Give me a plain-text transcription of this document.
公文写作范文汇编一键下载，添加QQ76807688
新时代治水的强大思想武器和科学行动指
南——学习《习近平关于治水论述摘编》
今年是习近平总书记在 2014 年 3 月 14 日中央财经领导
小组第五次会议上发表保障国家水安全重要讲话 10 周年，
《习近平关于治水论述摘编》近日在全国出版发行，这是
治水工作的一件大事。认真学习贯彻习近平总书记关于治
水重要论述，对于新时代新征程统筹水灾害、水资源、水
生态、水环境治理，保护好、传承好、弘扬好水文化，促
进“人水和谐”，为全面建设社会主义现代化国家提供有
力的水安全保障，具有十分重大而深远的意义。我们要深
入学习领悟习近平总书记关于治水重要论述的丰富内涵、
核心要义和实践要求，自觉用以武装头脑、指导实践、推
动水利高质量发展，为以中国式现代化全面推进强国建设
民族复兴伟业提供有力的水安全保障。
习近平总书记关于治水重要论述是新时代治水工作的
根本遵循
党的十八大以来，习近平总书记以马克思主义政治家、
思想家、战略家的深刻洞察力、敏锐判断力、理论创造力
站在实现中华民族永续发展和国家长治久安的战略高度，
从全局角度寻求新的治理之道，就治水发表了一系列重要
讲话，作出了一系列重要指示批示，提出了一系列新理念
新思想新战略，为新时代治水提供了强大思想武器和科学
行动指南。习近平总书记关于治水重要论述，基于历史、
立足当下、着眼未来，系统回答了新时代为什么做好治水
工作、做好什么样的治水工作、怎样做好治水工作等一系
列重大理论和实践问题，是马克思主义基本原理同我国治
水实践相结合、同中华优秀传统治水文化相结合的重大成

------------------------------------------------

Exercise goal: Set down every record above exactly as given.

The result:
Give me a plain-text transcription of this document.
公文写作范文汇编一键下载，添加QQ76807688
新时代治水的强大思想武器和科学行动指
南——学习《习近平关于治水论述摘编》
今年是习近平总书记在 2014 年 3 月 14 日中央财经领导
小组第五次会议上发表保障国家水安全重要讲话 10 周年，
《习近平关于治水论述摘编》近日在全国出版发行，这是
治水工作的一件大事。认真学习贯彻习近平总书记关于治
水重要论述，对于新时代新征程统筹水灾害、水资源、水
生态、水环境治理，保护好、传承好、弘扬好水文化，促
进“人水和谐”，为全面建设社会主义现代化国家提供有
力的水安全保障，具有十分重大而深远的意义。我们要深
入学习领悟习近平总书记关于治水重要论述的丰富内涵、
核心要义和实践要求，自觉用以武装头脑、指导实践、推
动水利高质量发展，为以中国式现代化全面推进强国建设
民族复兴伟业提供有力的水安全保障。
习近平总书记关于治水重要论述是新时代治水工作的
根本遵循
党的十八大以来，习近平总书记以马克思主义政治家、
思想家、战略家的深刻洞察力、敏锐判断力、理论创造力
站在实现中华民族永续发展和国家长治久安的战略高度，
从全局角度寻求新的治理之道，就治水发表了一系列重要
讲话，作出了一系列重要指示批示，提出了一系列新理念
新思想新战略，为新时代治水提供了强大思想武器和科学
行动指南。习近平总书记关于治水重要论述，基于历史、
立足当下、着眼未来，系统回答了新时代为什么做好治水
工作、做好什么样的治水工作、怎样做好治水工作等一系
列重大理论和实践问题，是马克思主义基本原理同我国治
水实践相结合、同中华优秀传统治水文化相结合的重大成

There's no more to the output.